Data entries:
....................
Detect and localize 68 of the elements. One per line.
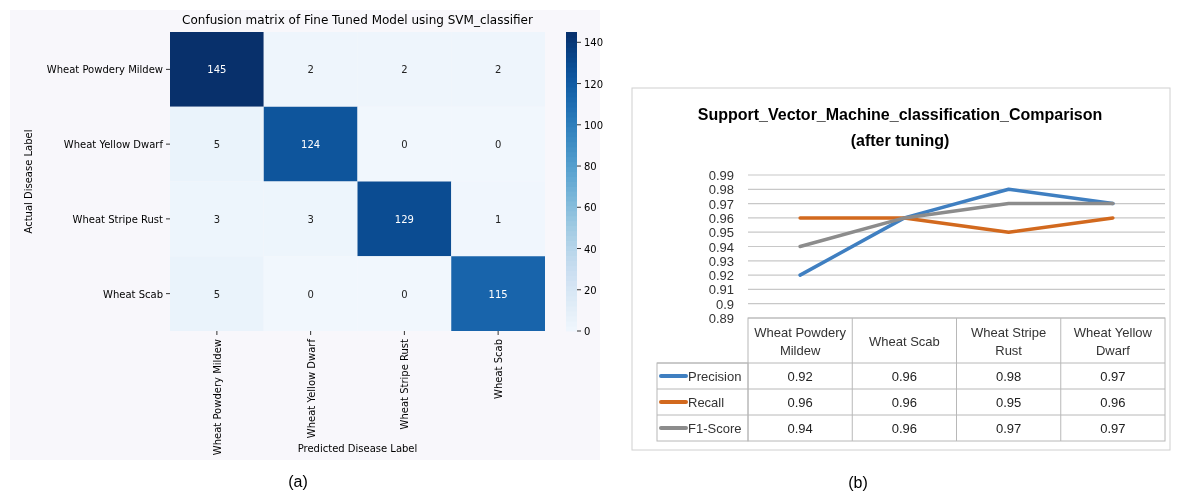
data-label: 0.97 bbox=[1100, 421, 1126, 436]
data-label: 0.96 bbox=[891, 369, 918, 384]
y-tick-label: 0.91 bbox=[708, 282, 734, 298]
x-tick-label: Wheat Scab bbox=[868, 333, 940, 349]
y-tick-label: 0.94 bbox=[708, 239, 734, 255]
data-label: 0 bbox=[494, 139, 502, 151]
data-label: 0.96 bbox=[787, 395, 813, 410]
data-label: 115 bbox=[488, 288, 508, 300]
data-label: 5 bbox=[213, 288, 221, 300]
y-axis-title: Actual Disease Label bbox=[23, 129, 34, 234]
text: (b) bbox=[848, 474, 868, 491]
data-label: 0.96 bbox=[1100, 395, 1126, 410]
data-label: 2 bbox=[494, 64, 502, 76]
data-label: 0.96 bbox=[891, 421, 918, 436]
data-label: 129 bbox=[394, 213, 414, 225]
data-label: 2 bbox=[401, 64, 408, 76]
chart-subtitle: (after tuning) bbox=[850, 132, 950, 149]
data-label: 0 bbox=[401, 139, 408, 151]
y-tick-label: 0.96 bbox=[708, 210, 734, 226]
data-label: 5 bbox=[213, 139, 221, 151]
data-label: 3 bbox=[213, 213, 221, 225]
legend-label: Precision bbox=[688, 369, 742, 384]
data-label: 145 bbox=[207, 64, 227, 76]
data-label: 1 bbox=[494, 213, 502, 225]
data-label: 0.97 bbox=[995, 421, 1022, 436]
y-tick-label: 0.97 bbox=[708, 196, 734, 212]
color-bar-label: 100 bbox=[584, 119, 604, 131]
color-bar-label: 120 bbox=[584, 78, 604, 90]
data-label: 2 bbox=[307, 64, 314, 76]
color-bar-label: 80 bbox=[584, 161, 597, 173]
color-bar-label: 0 bbox=[584, 326, 591, 337]
data-label: 124 bbox=[301, 139, 321, 151]
data-label: 0.92 bbox=[787, 369, 813, 384]
legend-label: Recall bbox=[688, 395, 725, 410]
y-tick-label: 0.92 bbox=[708, 268, 734, 284]
color-bar-label: 20 bbox=[584, 284, 597, 296]
x-tick-label: Wheat Stripe Rust bbox=[399, 338, 411, 430]
y-tick-label: Wheat Scab bbox=[103, 288, 163, 300]
y-tick-label: 0.93 bbox=[708, 253, 734, 269]
y-tick-label: Wheat Powdery Mildew bbox=[46, 64, 163, 76]
y-tick-label: 0.98 bbox=[708, 182, 734, 198]
data-label: 0 bbox=[307, 288, 314, 300]
y-tick-label: 0.99 bbox=[708, 168, 734, 183]
y-tick-label: 0.9 bbox=[715, 296, 734, 312]
data-label: 0.94 bbox=[787, 421, 813, 436]
data-label: 3 bbox=[307, 213, 314, 225]
chart-title: Support_Vector_Machine_classification_Comparison bbox=[697, 106, 1103, 123]
color-bar-label: 40 bbox=[584, 243, 597, 255]
y-tick-label: 0.89 bbox=[708, 311, 734, 326]
x-tick-label: Wheat Yellow Dwarf bbox=[1073, 324, 1153, 358]
text: (a) bbox=[288, 473, 308, 490]
color-bar-label: 140 bbox=[584, 37, 604, 49]
x-tick-label: Wheat Powdery Mildew bbox=[754, 324, 847, 358]
y-tick-label: 0.95 bbox=[708, 225, 734, 241]
x-tick-label: Wheat Yellow Dwarf bbox=[305, 338, 317, 439]
x-tick-label: Wheat Scab bbox=[493, 339, 505, 399]
y-tick-label: Wheat Stripe Rust bbox=[72, 213, 164, 225]
legend-label: F1-Score bbox=[688, 421, 742, 436]
data-label: 0.95 bbox=[995, 395, 1022, 410]
data-label: 0.98 bbox=[995, 369, 1022, 384]
chart-title: Confusion matrix of Fine Tuned Model using SVM_classifier bbox=[182, 13, 533, 27]
x-axis-title: Predicted Disease Label bbox=[297, 443, 418, 454]
data-label: 0.96 bbox=[891, 395, 918, 410]
color-bar-label: 60 bbox=[584, 202, 597, 214]
data-label: 0 bbox=[401, 288, 408, 300]
y-tick-label: Wheat Yellow Dwarf bbox=[63, 139, 164, 151]
data-label: 0.97 bbox=[1100, 369, 1126, 384]
x-tick-label: Wheat Stripe Rust bbox=[971, 324, 1047, 358]
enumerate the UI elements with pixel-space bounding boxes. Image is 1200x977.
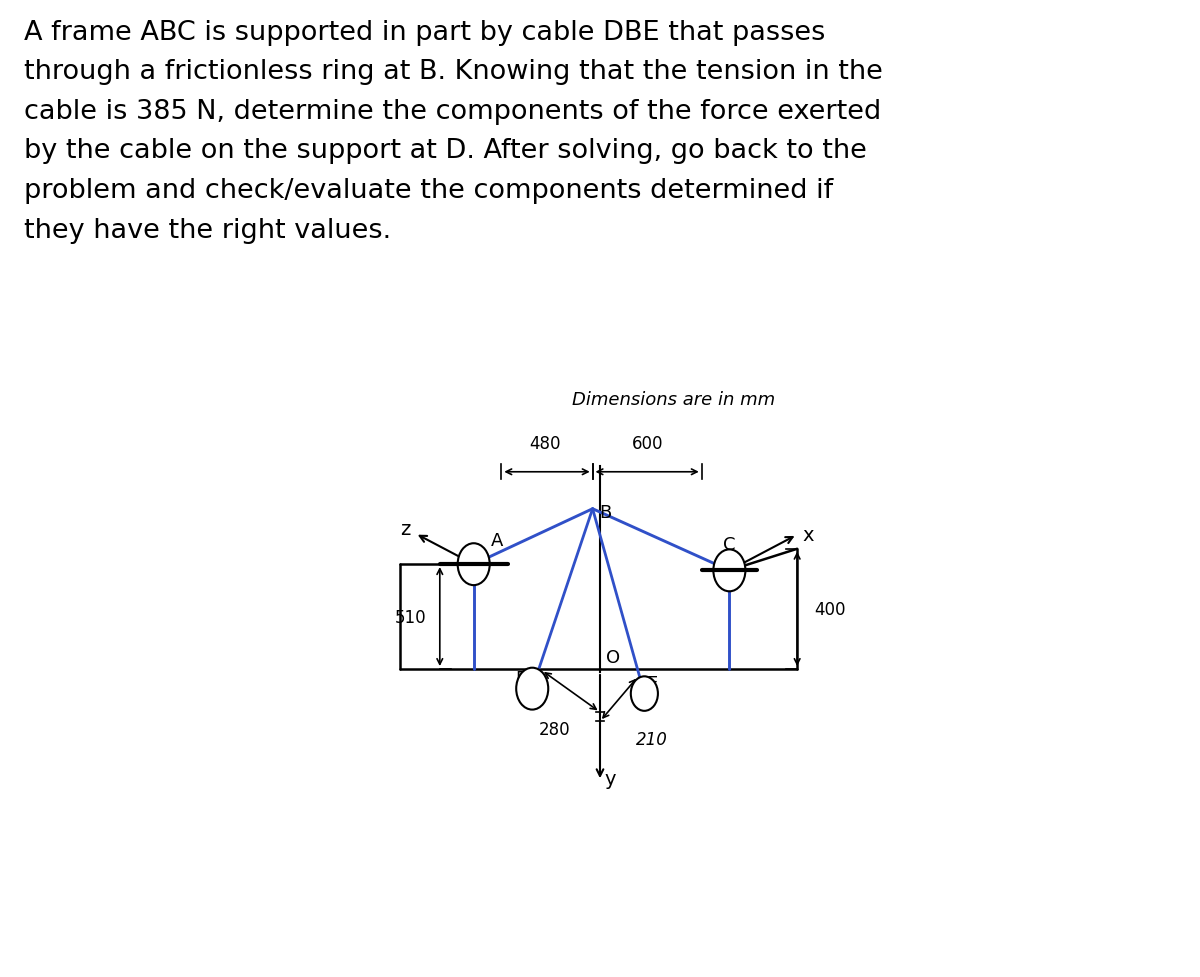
Ellipse shape (516, 668, 548, 710)
Text: D: D (515, 669, 529, 687)
Text: 600: 600 (632, 435, 664, 452)
Text: A: A (491, 531, 503, 549)
Text: Dimensions are in mm: Dimensions are in mm (572, 391, 775, 408)
Text: 510: 510 (395, 608, 426, 626)
Text: x: x (802, 526, 814, 544)
Text: y: y (605, 770, 617, 788)
Text: z: z (400, 520, 410, 538)
Text: C: C (724, 535, 736, 554)
Text: 280: 280 (539, 720, 571, 738)
Text: B: B (599, 503, 611, 521)
Text: 210: 210 (636, 731, 667, 748)
Text: O: O (606, 648, 620, 666)
Ellipse shape (457, 543, 490, 585)
Text: 480: 480 (529, 435, 560, 452)
Ellipse shape (631, 677, 658, 711)
Text: A frame ABC is supported in part by cable DBE that passes
through a frictionless: A frame ABC is supported in part by cabl… (24, 20, 883, 243)
Ellipse shape (713, 550, 745, 592)
Text: 400: 400 (815, 601, 846, 618)
Text: E: E (647, 674, 658, 692)
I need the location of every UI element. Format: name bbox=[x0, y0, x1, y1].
....................
**Aim:**
Copy out every one of the data entries above word for word, but leave out the pictures.

**Output:**
Detect and localize 68 of the elements. One per line.
data-label: 0.97 bbox=[1100, 421, 1126, 436]
data-label: 0.96 bbox=[891, 369, 918, 384]
y-tick-label: 0.91 bbox=[708, 282, 734, 298]
x-tick-label: Wheat Scab bbox=[868, 333, 940, 349]
y-tick-label: 0.94 bbox=[708, 239, 734, 255]
data-label: 0 bbox=[494, 139, 502, 151]
data-label: 0.96 bbox=[787, 395, 813, 410]
data-label: 115 bbox=[488, 288, 508, 300]
data-label: 5 bbox=[213, 288, 221, 300]
y-axis-title: Actual Disease Label bbox=[23, 129, 34, 234]
text: (b) bbox=[848, 474, 868, 491]
data-label: 0.96 bbox=[1100, 395, 1126, 410]
data-label: 2 bbox=[494, 64, 502, 76]
data-label: 0.96 bbox=[891, 421, 918, 436]
data-label: 129 bbox=[394, 213, 414, 225]
data-label: 2 bbox=[401, 64, 408, 76]
chart-subtitle: (after tuning) bbox=[850, 132, 950, 149]
data-label: 0 bbox=[401, 139, 408, 151]
y-tick-label: 0.96 bbox=[708, 210, 734, 226]
data-label: 5 bbox=[213, 139, 221, 151]
data-label: 3 bbox=[213, 213, 221, 225]
legend-label: Precision bbox=[688, 369, 742, 384]
data-label: 145 bbox=[207, 64, 227, 76]
data-label: 1 bbox=[494, 213, 502, 225]
data-label: 0.97 bbox=[995, 421, 1022, 436]
y-tick-label: 0.97 bbox=[708, 196, 734, 212]
color-bar-label: 100 bbox=[584, 119, 604, 131]
color-bar-label: 120 bbox=[584, 78, 604, 90]
data-label: 2 bbox=[307, 64, 314, 76]
color-bar-label: 80 bbox=[584, 161, 597, 173]
color-bar-label: 0 bbox=[584, 326, 591, 337]
data-label: 124 bbox=[301, 139, 321, 151]
data-label: 0.92 bbox=[787, 369, 813, 384]
legend-label: Recall bbox=[688, 395, 725, 410]
y-tick-label: 0.92 bbox=[708, 268, 734, 284]
color-bar-label: 20 bbox=[584, 284, 597, 296]
x-tick-label: Wheat Stripe Rust bbox=[399, 338, 411, 430]
y-tick-label: Wheat Scab bbox=[103, 288, 163, 300]
y-tick-label: 0.93 bbox=[708, 253, 734, 269]
y-tick-label: Wheat Powdery Mildew bbox=[46, 64, 163, 76]
y-tick-label: 0.98 bbox=[708, 182, 734, 198]
data-label: 0 bbox=[307, 288, 314, 300]
y-tick-label: 0.99 bbox=[708, 168, 734, 183]
y-tick-label: 0.9 bbox=[715, 296, 734, 312]
data-label: 0.94 bbox=[787, 421, 813, 436]
data-label: 3 bbox=[307, 213, 314, 225]
chart-title: Support_Vector_Machine_classification_Comparison bbox=[697, 106, 1103, 123]
color-bar-label: 40 bbox=[584, 243, 597, 255]
y-tick-label: 0.89 bbox=[708, 311, 734, 326]
x-tick-label: Wheat Yellow Dwarf bbox=[1073, 324, 1153, 358]
text: (a) bbox=[288, 473, 308, 490]
color-bar-label: 140 bbox=[584, 37, 604, 49]
x-tick-label: Wheat Powdery Mildew bbox=[754, 324, 847, 358]
y-tick-label: 0.95 bbox=[708, 225, 734, 241]
x-tick-label: Wheat Yellow Dwarf bbox=[305, 338, 317, 439]
x-tick-label: Wheat Scab bbox=[493, 339, 505, 399]
y-tick-label: Wheat Stripe Rust bbox=[72, 213, 164, 225]
legend-label: F1-Score bbox=[688, 421, 742, 436]
data-label: 0.95 bbox=[995, 395, 1022, 410]
data-label: 0.98 bbox=[995, 369, 1022, 384]
chart-title: Confusion matrix of Fine Tuned Model using SVM_classifier bbox=[182, 13, 533, 27]
x-axis-title: Predicted Disease Label bbox=[297, 443, 418, 454]
data-label: 0.96 bbox=[891, 395, 918, 410]
color-bar-label: 60 bbox=[584, 202, 597, 214]
data-label: 0 bbox=[401, 288, 408, 300]
y-tick-label: Wheat Yellow Dwarf bbox=[63, 139, 164, 151]
data-label: 0.97 bbox=[1100, 369, 1126, 384]
x-tick-label: Wheat Stripe Rust bbox=[971, 324, 1047, 358]
enumerate the UI elements with pixel-space bounding boxes. Image is 1200x977.
Ellipse shape (516, 668, 548, 710)
Text: D: D (515, 669, 529, 687)
Text: 600: 600 (632, 435, 664, 452)
Text: A: A (491, 531, 503, 549)
Text: Dimensions are in mm: Dimensions are in mm (572, 391, 775, 408)
Text: 510: 510 (395, 608, 426, 626)
Text: x: x (802, 526, 814, 544)
Text: y: y (605, 770, 617, 788)
Text: z: z (400, 520, 410, 538)
Text: C: C (724, 535, 736, 554)
Text: 280: 280 (539, 720, 571, 738)
Text: B: B (599, 503, 611, 521)
Text: 210: 210 (636, 731, 667, 748)
Text: O: O (606, 648, 620, 666)
Ellipse shape (457, 543, 490, 585)
Text: 480: 480 (529, 435, 560, 452)
Ellipse shape (631, 677, 658, 711)
Text: A frame ABC is supported in part by cable DBE that passes
through a frictionless: A frame ABC is supported in part by cabl… (24, 20, 883, 243)
Ellipse shape (713, 550, 745, 592)
Text: 400: 400 (815, 601, 846, 618)
Text: E: E (647, 674, 658, 692)
I need the location of every UI element. Format: name bbox=[x0, y0, x1, y1].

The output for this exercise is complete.